What you should do.
Reproduce exactly the lines below, starting at the line that contains "Enumerate this chart's" and ending with the last line of the records, both included; leave out any pictures.
* start *
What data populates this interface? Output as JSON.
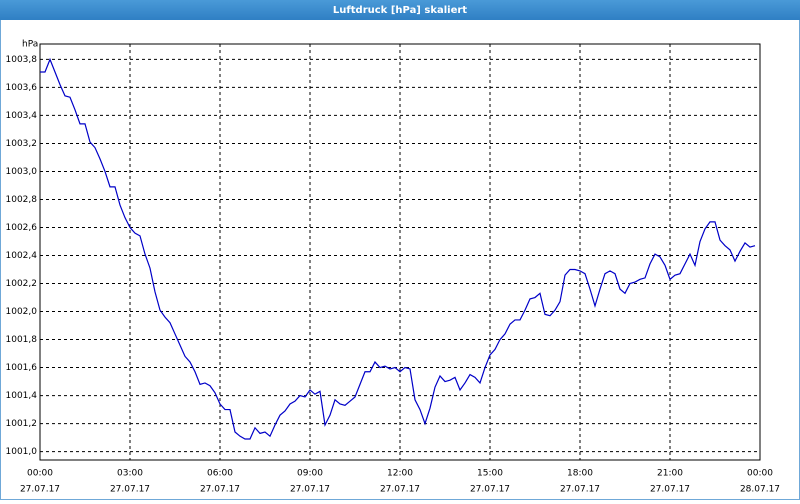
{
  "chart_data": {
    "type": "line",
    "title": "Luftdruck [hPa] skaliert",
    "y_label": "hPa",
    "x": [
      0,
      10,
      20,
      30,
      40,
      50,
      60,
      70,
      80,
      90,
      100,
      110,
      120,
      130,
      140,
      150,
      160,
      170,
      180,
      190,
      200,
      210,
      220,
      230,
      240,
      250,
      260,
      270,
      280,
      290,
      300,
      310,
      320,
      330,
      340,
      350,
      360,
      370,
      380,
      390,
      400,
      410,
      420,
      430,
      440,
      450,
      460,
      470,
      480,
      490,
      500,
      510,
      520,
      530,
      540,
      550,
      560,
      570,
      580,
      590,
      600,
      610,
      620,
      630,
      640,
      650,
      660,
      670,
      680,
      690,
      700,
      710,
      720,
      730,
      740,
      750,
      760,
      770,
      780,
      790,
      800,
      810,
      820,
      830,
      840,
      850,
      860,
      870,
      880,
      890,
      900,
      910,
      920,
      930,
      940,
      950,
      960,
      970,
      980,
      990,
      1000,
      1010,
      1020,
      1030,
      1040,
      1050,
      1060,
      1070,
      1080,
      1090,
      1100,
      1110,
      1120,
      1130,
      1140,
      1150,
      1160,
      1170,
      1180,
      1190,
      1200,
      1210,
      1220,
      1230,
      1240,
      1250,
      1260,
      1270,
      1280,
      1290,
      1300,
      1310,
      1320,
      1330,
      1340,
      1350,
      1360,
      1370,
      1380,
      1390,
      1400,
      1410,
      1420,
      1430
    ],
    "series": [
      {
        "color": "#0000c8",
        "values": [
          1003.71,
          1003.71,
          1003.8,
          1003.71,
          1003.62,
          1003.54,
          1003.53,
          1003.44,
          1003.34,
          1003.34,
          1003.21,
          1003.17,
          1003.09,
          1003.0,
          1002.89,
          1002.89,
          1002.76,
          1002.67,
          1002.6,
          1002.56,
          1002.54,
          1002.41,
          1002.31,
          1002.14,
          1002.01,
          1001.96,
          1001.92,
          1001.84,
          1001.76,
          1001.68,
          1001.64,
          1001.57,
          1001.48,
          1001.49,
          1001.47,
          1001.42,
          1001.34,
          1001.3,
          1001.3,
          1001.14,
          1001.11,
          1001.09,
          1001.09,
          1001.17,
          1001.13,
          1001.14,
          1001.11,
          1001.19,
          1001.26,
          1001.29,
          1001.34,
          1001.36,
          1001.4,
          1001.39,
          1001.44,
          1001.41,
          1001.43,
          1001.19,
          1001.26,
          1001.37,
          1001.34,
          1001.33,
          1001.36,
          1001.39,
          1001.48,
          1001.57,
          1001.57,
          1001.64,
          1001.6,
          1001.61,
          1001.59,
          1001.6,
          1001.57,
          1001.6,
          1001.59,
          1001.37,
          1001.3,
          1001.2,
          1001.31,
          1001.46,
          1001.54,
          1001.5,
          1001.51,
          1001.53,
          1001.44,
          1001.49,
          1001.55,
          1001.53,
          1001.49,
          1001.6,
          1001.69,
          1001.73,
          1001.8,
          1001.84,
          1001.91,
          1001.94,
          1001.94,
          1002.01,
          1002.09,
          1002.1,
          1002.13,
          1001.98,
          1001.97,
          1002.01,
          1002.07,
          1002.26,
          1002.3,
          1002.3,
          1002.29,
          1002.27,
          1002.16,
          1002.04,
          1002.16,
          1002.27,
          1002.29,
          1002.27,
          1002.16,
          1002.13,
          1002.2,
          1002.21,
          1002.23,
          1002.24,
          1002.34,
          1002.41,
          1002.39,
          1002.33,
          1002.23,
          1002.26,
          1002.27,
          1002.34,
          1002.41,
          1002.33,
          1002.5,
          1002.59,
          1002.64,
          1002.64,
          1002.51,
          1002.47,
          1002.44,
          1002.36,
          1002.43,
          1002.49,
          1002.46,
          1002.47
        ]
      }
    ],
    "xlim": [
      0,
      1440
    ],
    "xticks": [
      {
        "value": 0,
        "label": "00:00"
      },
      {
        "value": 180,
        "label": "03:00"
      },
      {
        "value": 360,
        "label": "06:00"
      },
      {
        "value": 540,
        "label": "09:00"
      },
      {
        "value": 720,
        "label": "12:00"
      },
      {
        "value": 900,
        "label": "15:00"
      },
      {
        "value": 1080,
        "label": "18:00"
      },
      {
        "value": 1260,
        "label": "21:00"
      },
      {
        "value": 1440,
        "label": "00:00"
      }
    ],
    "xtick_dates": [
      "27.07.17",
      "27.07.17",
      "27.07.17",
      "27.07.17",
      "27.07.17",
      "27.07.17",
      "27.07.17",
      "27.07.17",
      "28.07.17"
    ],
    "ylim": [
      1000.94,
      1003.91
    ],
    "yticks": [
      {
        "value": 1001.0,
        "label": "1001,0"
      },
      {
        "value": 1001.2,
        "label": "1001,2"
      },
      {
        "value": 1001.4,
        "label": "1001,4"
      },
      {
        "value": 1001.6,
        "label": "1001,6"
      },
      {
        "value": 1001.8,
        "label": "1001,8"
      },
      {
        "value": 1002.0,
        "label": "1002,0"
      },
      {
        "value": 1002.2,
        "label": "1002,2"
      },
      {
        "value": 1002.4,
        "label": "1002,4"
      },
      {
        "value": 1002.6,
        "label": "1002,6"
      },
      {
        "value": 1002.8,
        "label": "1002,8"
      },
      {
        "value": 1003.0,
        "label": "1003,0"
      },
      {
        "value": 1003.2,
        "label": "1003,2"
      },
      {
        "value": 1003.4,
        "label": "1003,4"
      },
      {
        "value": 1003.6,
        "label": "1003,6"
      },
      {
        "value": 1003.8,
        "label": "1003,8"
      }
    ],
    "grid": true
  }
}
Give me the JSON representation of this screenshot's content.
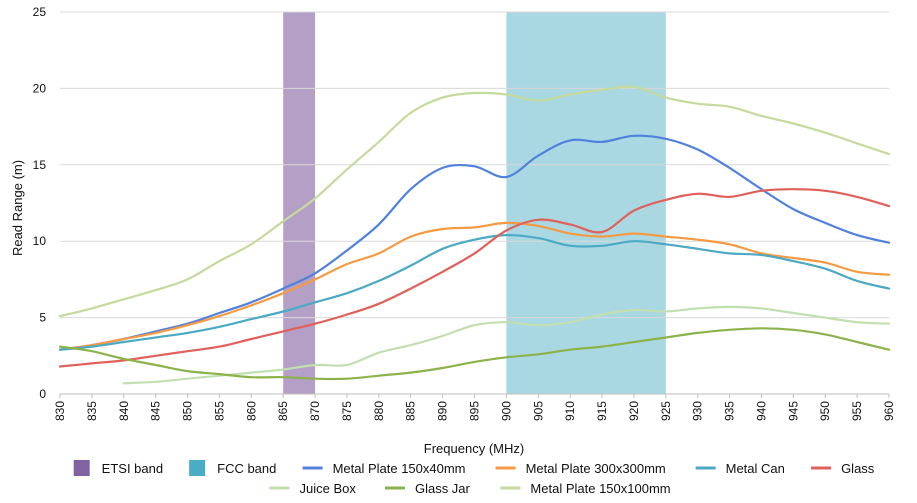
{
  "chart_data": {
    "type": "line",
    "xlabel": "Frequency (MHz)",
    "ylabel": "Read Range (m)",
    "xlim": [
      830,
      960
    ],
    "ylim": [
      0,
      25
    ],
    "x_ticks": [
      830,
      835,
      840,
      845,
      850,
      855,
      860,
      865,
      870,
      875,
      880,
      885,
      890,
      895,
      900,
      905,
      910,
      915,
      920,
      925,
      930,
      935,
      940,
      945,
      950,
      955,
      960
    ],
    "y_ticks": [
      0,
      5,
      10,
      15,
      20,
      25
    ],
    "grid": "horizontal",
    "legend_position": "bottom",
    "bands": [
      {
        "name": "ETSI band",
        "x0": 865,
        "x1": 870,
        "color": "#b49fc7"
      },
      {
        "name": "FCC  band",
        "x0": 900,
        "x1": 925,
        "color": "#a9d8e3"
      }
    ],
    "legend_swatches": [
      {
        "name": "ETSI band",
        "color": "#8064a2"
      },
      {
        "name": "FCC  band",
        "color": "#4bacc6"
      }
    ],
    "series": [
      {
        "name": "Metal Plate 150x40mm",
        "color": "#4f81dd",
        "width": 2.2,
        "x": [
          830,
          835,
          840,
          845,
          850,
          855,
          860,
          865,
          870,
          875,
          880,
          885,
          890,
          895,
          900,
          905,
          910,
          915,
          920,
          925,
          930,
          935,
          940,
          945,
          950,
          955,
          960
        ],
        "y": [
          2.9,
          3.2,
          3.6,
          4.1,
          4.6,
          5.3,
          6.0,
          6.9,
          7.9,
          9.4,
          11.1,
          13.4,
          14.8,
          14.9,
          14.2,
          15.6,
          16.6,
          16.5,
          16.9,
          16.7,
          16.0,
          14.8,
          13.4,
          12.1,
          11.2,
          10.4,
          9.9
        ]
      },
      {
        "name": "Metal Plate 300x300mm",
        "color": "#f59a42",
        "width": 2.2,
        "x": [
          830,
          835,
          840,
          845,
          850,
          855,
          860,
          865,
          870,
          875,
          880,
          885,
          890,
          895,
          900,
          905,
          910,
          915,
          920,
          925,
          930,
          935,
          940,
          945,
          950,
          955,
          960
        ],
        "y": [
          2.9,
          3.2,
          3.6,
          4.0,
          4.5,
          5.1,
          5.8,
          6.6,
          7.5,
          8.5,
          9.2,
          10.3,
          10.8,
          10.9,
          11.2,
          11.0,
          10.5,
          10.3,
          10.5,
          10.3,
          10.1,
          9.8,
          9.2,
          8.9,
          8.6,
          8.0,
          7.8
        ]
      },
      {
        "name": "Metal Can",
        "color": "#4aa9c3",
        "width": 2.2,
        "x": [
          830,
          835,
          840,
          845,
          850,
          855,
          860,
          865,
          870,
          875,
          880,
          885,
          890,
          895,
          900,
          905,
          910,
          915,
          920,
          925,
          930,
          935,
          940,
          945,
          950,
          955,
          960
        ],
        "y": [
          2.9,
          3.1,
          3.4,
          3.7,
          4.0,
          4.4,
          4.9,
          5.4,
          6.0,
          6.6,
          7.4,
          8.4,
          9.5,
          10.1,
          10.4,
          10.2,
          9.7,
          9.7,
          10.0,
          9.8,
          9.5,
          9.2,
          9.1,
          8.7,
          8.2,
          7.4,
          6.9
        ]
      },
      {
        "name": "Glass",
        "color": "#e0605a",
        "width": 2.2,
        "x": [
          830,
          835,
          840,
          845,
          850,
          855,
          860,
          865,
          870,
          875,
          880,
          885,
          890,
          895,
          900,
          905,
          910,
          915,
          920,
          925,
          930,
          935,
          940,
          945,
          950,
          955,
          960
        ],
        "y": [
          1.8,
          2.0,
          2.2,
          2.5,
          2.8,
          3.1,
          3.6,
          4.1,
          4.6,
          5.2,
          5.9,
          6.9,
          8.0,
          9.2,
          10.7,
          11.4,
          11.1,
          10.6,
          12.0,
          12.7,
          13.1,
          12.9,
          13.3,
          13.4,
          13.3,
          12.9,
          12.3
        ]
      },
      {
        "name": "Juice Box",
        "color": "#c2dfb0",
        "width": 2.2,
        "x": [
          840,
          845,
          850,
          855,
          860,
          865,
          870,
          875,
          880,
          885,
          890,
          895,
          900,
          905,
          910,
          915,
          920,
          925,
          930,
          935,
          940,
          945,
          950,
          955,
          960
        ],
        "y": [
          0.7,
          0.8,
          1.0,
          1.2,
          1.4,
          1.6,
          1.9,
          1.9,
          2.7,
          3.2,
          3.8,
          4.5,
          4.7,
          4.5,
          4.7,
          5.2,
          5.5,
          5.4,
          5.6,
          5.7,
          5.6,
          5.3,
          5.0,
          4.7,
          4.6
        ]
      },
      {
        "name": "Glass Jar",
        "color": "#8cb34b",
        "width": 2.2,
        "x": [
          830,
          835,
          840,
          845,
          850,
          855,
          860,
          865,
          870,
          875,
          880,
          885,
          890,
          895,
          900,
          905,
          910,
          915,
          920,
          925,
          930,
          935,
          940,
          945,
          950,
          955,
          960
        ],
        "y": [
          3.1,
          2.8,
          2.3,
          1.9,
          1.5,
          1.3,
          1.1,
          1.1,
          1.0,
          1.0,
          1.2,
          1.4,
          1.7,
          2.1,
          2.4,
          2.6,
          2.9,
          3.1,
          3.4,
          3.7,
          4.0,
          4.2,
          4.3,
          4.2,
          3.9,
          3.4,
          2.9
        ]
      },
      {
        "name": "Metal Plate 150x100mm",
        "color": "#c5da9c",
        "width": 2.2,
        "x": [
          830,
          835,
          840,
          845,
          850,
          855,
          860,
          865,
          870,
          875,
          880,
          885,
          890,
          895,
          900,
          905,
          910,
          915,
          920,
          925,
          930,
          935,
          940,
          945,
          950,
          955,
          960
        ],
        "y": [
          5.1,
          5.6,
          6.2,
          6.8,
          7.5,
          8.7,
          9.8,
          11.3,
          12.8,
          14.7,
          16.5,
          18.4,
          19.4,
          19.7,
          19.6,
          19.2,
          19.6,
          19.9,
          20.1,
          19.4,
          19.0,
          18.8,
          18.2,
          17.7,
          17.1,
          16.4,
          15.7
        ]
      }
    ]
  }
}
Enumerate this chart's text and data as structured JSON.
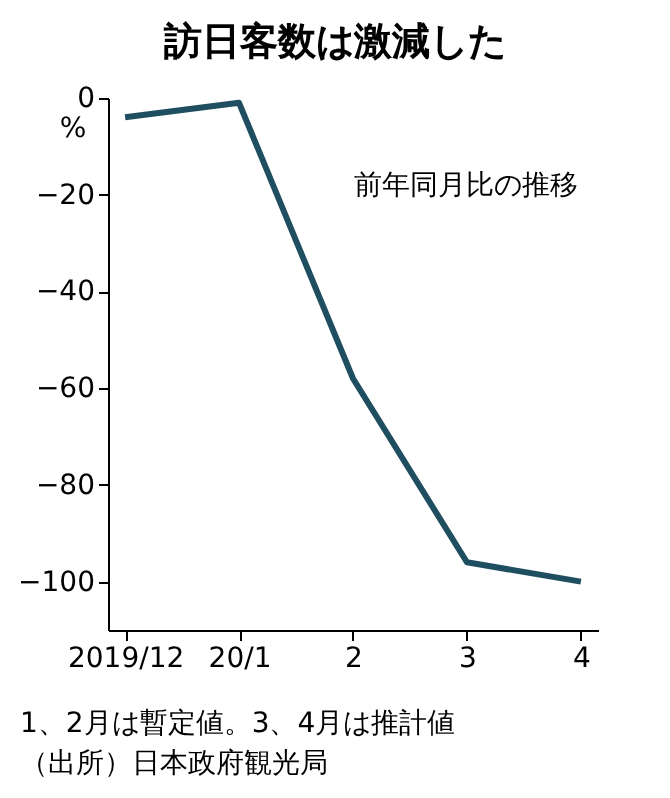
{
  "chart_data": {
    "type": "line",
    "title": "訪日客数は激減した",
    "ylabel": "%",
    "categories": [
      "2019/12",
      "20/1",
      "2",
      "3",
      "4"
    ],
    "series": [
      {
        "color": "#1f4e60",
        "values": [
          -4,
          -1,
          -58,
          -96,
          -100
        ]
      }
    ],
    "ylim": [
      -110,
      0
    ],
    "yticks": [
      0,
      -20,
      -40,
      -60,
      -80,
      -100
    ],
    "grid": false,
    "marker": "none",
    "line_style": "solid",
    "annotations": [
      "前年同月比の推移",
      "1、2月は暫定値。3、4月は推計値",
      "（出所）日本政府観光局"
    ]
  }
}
* end *
Task output.
Enumerate this chart's text and data as structured JSON.
{
  "chart_data": {
    "type": "line",
    "title": "訪日客数は激減した",
    "ylabel": "%",
    "categories": [
      "2019/12",
      "20/1",
      "2",
      "3",
      "4"
    ],
    "series": [
      {
        "color": "#1f4e60",
        "values": [
          -4,
          -1,
          -58,
          -96,
          -100
        ]
      }
    ],
    "ylim": [
      -110,
      0
    ],
    "yticks": [
      0,
      -20,
      -40,
      -60,
      -80,
      -100
    ],
    "grid": false,
    "marker": "none",
    "line_style": "solid",
    "annotations": [
      "前年同月比の推移",
      "1、2月は暫定値。3、4月は推計値",
      "（出所）日本政府観光局"
    ]
  }
}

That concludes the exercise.